[Data items]
* * * * * * * * *

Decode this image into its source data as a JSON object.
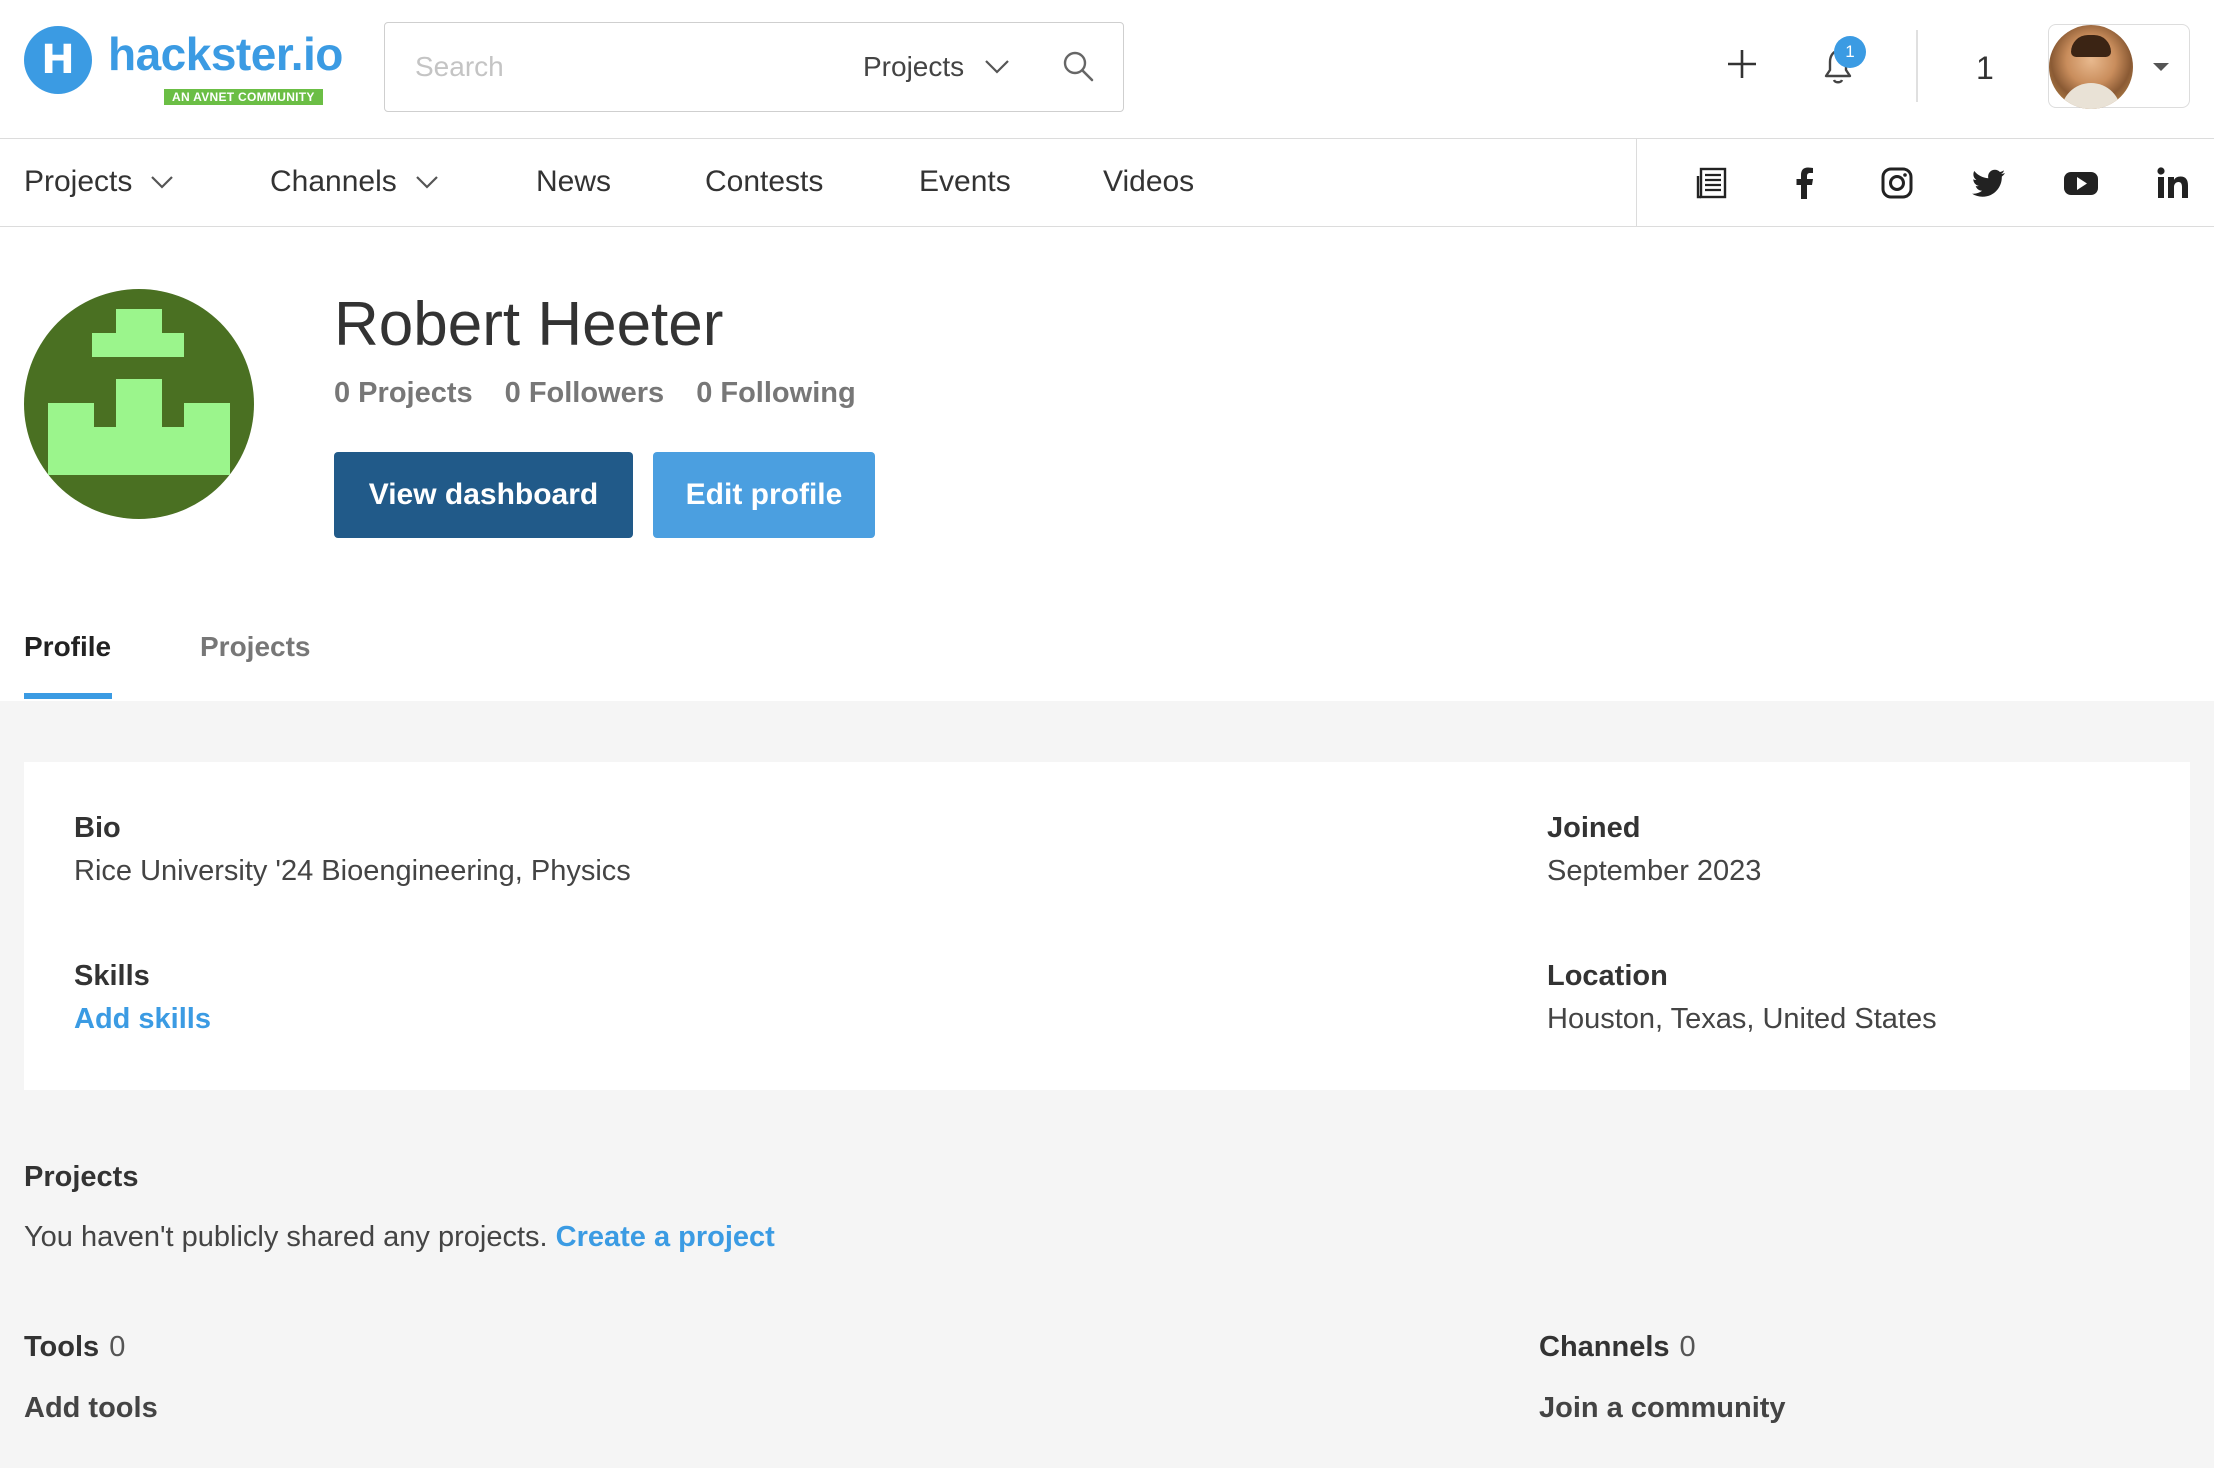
{
  "header": {
    "logo_word": "hackster.io",
    "logo_tag": "AN AVNET COMMUNITY",
    "search": {
      "placeholder": "Search",
      "scope": "Projects"
    },
    "notification_count": "1",
    "counter": "1"
  },
  "nav": {
    "items": [
      "Projects",
      "Channels",
      "News",
      "Contests",
      "Events",
      "Videos"
    ]
  },
  "profile": {
    "name": "Robert Heeter",
    "stats": {
      "projects": "0 Projects",
      "followers": "0 Followers",
      "following": "0 Following"
    },
    "view_dashboard": "View dashboard",
    "edit_profile": "Edit profile",
    "tabs": [
      "Profile",
      "Projects"
    ]
  },
  "info": {
    "bio_label": "Bio",
    "bio": "Rice University '24 Bioengineering, Physics",
    "joined_label": "Joined",
    "joined": "September 2023",
    "skills_label": "Skills",
    "add_skills": "Add skills",
    "location_label": "Location",
    "location": "Houston, Texas, United States"
  },
  "projects_section": {
    "title": "Projects",
    "empty_text": "You haven't publicly shared any projects.",
    "create_link": "Create a project"
  },
  "tools": {
    "title": "Tools",
    "count": "0",
    "link": "Add tools"
  },
  "channels": {
    "title": "Channels",
    "count": "0",
    "link": "Join a community"
  },
  "colors": {
    "brand": "#3b9be3",
    "dark_button": "#215a89",
    "logo_tag": "#6bbe45",
    "avatar_bg": "#4a7022",
    "avatar_fg": "#9bf58c"
  },
  "icons": [
    "search-icon",
    "plus-icon",
    "bell-icon",
    "newsletter-icon",
    "facebook-icon",
    "instagram-icon",
    "twitter-icon",
    "youtube-icon",
    "linkedin-icon"
  ]
}
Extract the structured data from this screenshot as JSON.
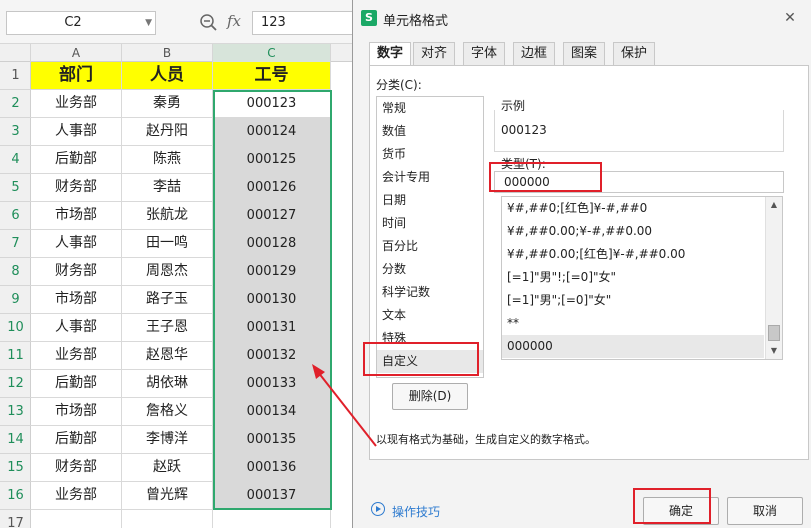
{
  "formula_bar": {
    "name_box": "C2",
    "fx": "fx",
    "value": "123"
  },
  "columns": [
    "A",
    "B",
    "C"
  ],
  "rows": [
    "1",
    "2",
    "3",
    "4",
    "5",
    "6",
    "7",
    "8",
    "9",
    "10",
    "11",
    "12",
    "13",
    "14",
    "15",
    "16",
    "17"
  ],
  "table": {
    "headers": [
      "部门",
      "人员",
      "工号"
    ],
    "rows": [
      [
        "业务部",
        "秦勇",
        "000123"
      ],
      [
        "人事部",
        "赵丹阳",
        "000124"
      ],
      [
        "后勤部",
        "陈燕",
        "000125"
      ],
      [
        "财务部",
        "李喆",
        "000126"
      ],
      [
        "市场部",
        "张航龙",
        "000127"
      ],
      [
        "人事部",
        "田一鸣",
        "000128"
      ],
      [
        "财务部",
        "周恩杰",
        "000129"
      ],
      [
        "市场部",
        "路子玉",
        "000130"
      ],
      [
        "人事部",
        "王子恩",
        "000131"
      ],
      [
        "业务部",
        "赵恩华",
        "000132"
      ],
      [
        "后勤部",
        "胡依琳",
        "000133"
      ],
      [
        "市场部",
        "詹格义",
        "000134"
      ],
      [
        "后勤部",
        "李博洋",
        "000135"
      ],
      [
        "财务部",
        "赵跃",
        "000136"
      ],
      [
        "业务部",
        "曾光辉",
        "000137"
      ]
    ]
  },
  "dialog": {
    "app_icon": "S",
    "title": "单元格格式",
    "close": "✕",
    "tabs": [
      "数字",
      "对齐",
      "字体",
      "边框",
      "图案",
      "保护"
    ],
    "category_label": "分类(C):",
    "categories": [
      "常规",
      "数值",
      "货币",
      "会计专用",
      "日期",
      "时间",
      "百分比",
      "分数",
      "科学记数",
      "文本",
      "特殊",
      "自定义"
    ],
    "selected_category": "自定义",
    "sample_label": "示例",
    "sample_value": "000123",
    "type_label": "类型(T):",
    "type_value": "000000",
    "formats": [
      "¥#,##0;[红色]¥-#,##0",
      "¥#,##0.00;¥-#,##0.00",
      "¥#,##0.00;[红色]¥-#,##0.00",
      "[=1]\"男\"!;[=0]\"女\"",
      "[=1]\"男\";[=0]\"女\"",
      "**",
      "000000"
    ],
    "delete_button": "删除(D)",
    "hint": "以现有格式为基础，生成自定义的数字格式。",
    "tips_link": "操作技巧",
    "ok_button": "确定",
    "cancel_button": "取消"
  },
  "colors": {
    "header_fill": "#ffff00",
    "selection_border": "#2fa86e",
    "annotation_red": "#e0202a",
    "link_blue": "#2e7bcf"
  }
}
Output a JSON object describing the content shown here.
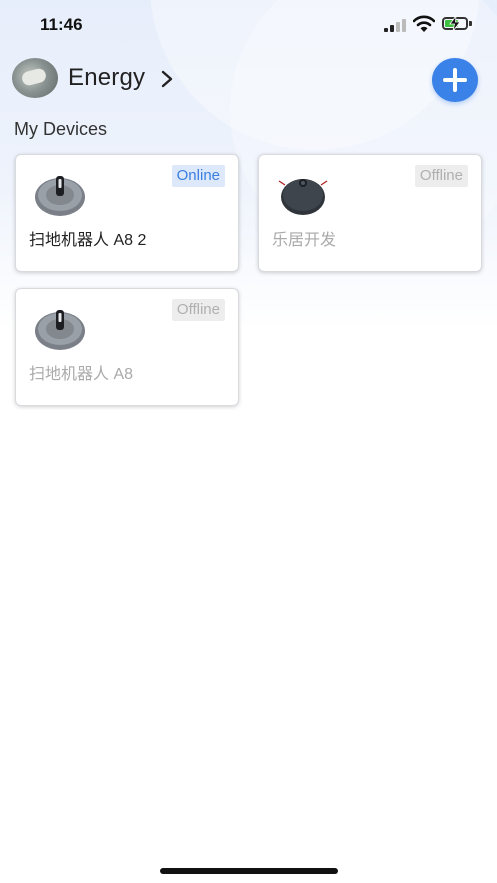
{
  "status_bar": {
    "time": "11:46"
  },
  "header": {
    "home_name": "Energy"
  },
  "section": {
    "title": "My Devices"
  },
  "devices": [
    {
      "name": "扫地机器人 A8 2",
      "status": "Online",
      "icon": "robot-vacuum-a8-icon"
    },
    {
      "name": "乐居开发",
      "status": "Offline",
      "icon": "robot-vacuum-dark-icon"
    },
    {
      "name": "扫地机器人 A8",
      "status": "Offline",
      "icon": "robot-vacuum-a8-icon"
    }
  ],
  "colors": {
    "accent": "#3b82e8",
    "online_badge_bg": "#dde9fa",
    "online_badge_text": "#3b7ee0",
    "offline_badge_bg": "#ededed",
    "offline_text": "#b0b0b0"
  }
}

* * * * * * * * *

--- Written exercise ---
Reproduce each record above by retyping it exactly; omit all images.

--- Answer to the problem ---
Decode this image into its source data as a JSON object.
{
  "header": {
    "logo_word": "hackster.io",
    "logo_tag": "AN AVNET COMMUNITY",
    "search": {
      "placeholder": "Search",
      "scope": "Projects"
    },
    "notification_count": "1",
    "counter": "1"
  },
  "nav": {
    "items": [
      "Projects",
      "Channels",
      "News",
      "Contests",
      "Events",
      "Videos"
    ]
  },
  "profile": {
    "name": "Robert Heeter",
    "stats": {
      "projects": "0 Projects",
      "followers": "0 Followers",
      "following": "0 Following"
    },
    "view_dashboard": "View dashboard",
    "edit_profile": "Edit profile",
    "tabs": [
      "Profile",
      "Projects"
    ]
  },
  "info": {
    "bio_label": "Bio",
    "bio": "Rice University '24 Bioengineering, Physics",
    "joined_label": "Joined",
    "joined": "September 2023",
    "skills_label": "Skills",
    "add_skills": "Add skills",
    "location_label": "Location",
    "location": "Houston, Texas, United States"
  },
  "projects_section": {
    "title": "Projects",
    "empty_text": "You haven't publicly shared any projects.",
    "create_link": "Create a project"
  },
  "tools": {
    "title": "Tools",
    "count": "0",
    "link": "Add tools"
  },
  "channels": {
    "title": "Channels",
    "count": "0",
    "link": "Join a community"
  },
  "colors": {
    "brand": "#3b9be3",
    "dark_button": "#215a89",
    "logo_tag": "#6bbe45",
    "avatar_bg": "#4a7022",
    "avatar_fg": "#9bf58c"
  },
  "icons": [
    "search-icon",
    "plus-icon",
    "bell-icon",
    "newsletter-icon",
    "facebook-icon",
    "instagram-icon",
    "twitter-icon",
    "youtube-icon",
    "linkedin-icon"
  ]
}
Extract the structured data from this screenshot as JSON.
{
  "formula_bar": {
    "name_box": "C2",
    "fx": "fx",
    "value": "123"
  },
  "columns": [
    "A",
    "B",
    "C"
  ],
  "rows": [
    "1",
    "2",
    "3",
    "4",
    "5",
    "6",
    "7",
    "8",
    "9",
    "10",
    "11",
    "12",
    "13",
    "14",
    "15",
    "16",
    "17"
  ],
  "table": {
    "headers": [
      "部门",
      "人员",
      "工号"
    ],
    "rows": [
      [
        "业务部",
        "秦勇",
        "000123"
      ],
      [
        "人事部",
        "赵丹阳",
        "000124"
      ],
      [
        "后勤部",
        "陈燕",
        "000125"
      ],
      [
        "财务部",
        "李喆",
        "000126"
      ],
      [
        "市场部",
        "张航龙",
        "000127"
      ],
      [
        "人事部",
        "田一鸣",
        "000128"
      ],
      [
        "财务部",
        "周恩杰",
        "000129"
      ],
      [
        "市场部",
        "路子玉",
        "000130"
      ],
      [
        "人事部",
        "王子恩",
        "000131"
      ],
      [
        "业务部",
        "赵恩华",
        "000132"
      ],
      [
        "后勤部",
        "胡依琳",
        "000133"
      ],
      [
        "市场部",
        "詹格义",
        "000134"
      ],
      [
        "后勤部",
        "李博洋",
        "000135"
      ],
      [
        "财务部",
        "赵跃",
        "000136"
      ],
      [
        "业务部",
        "曾光辉",
        "000137"
      ]
    ]
  },
  "dialog": {
    "app_icon": "S",
    "title": "单元格格式",
    "close": "✕",
    "tabs": [
      "数字",
      "对齐",
      "字体",
      "边框",
      "图案",
      "保护"
    ],
    "category_label": "分类(C):",
    "categories": [
      "常规",
      "数值",
      "货币",
      "会计专用",
      "日期",
      "时间",
      "百分比",
      "分数",
      "科学记数",
      "文本",
      "特殊",
      "自定义"
    ],
    "selected_category": "自定义",
    "sample_label": "示例",
    "sample_value": "000123",
    "type_label": "类型(T):",
    "type_value": "000000",
    "formats": [
      "¥#,##0;[红色]¥-#,##0",
      "¥#,##0.00;¥-#,##0.00",
      "¥#,##0.00;[红色]¥-#,##0.00",
      "[=1]\"男\"!;[=0]\"女\"",
      "[=1]\"男\";[=0]\"女\"",
      "**",
      "000000"
    ],
    "delete_button": "删除(D)",
    "hint": "以现有格式为基础，生成自定义的数字格式。",
    "tips_link": "操作技巧",
    "ok_button": "确定",
    "cancel_button": "取消"
  },
  "colors": {
    "header_fill": "#ffff00",
    "selection_border": "#2fa86e",
    "annotation_red": "#e0202a",
    "link_blue": "#2e7bcf"
  }
}
Output a JSON object describing the content shown here.
{
  "status_bar": {
    "time": "11:46"
  },
  "header": {
    "home_name": "Energy"
  },
  "section": {
    "title": "My Devices"
  },
  "devices": [
    {
      "name": "扫地机器人 A8 2",
      "status": "Online",
      "icon": "robot-vacuum-a8-icon"
    },
    {
      "name": "乐居开发",
      "status": "Offline",
      "icon": "robot-vacuum-dark-icon"
    },
    {
      "name": "扫地机器人 A8",
      "status": "Offline",
      "icon": "robot-vacuum-a8-icon"
    }
  ],
  "colors": {
    "accent": "#3b82e8",
    "online_badge_bg": "#dde9fa",
    "online_badge_text": "#3b7ee0",
    "offline_badge_bg": "#ededed",
    "offline_text": "#b0b0b0"
  }
}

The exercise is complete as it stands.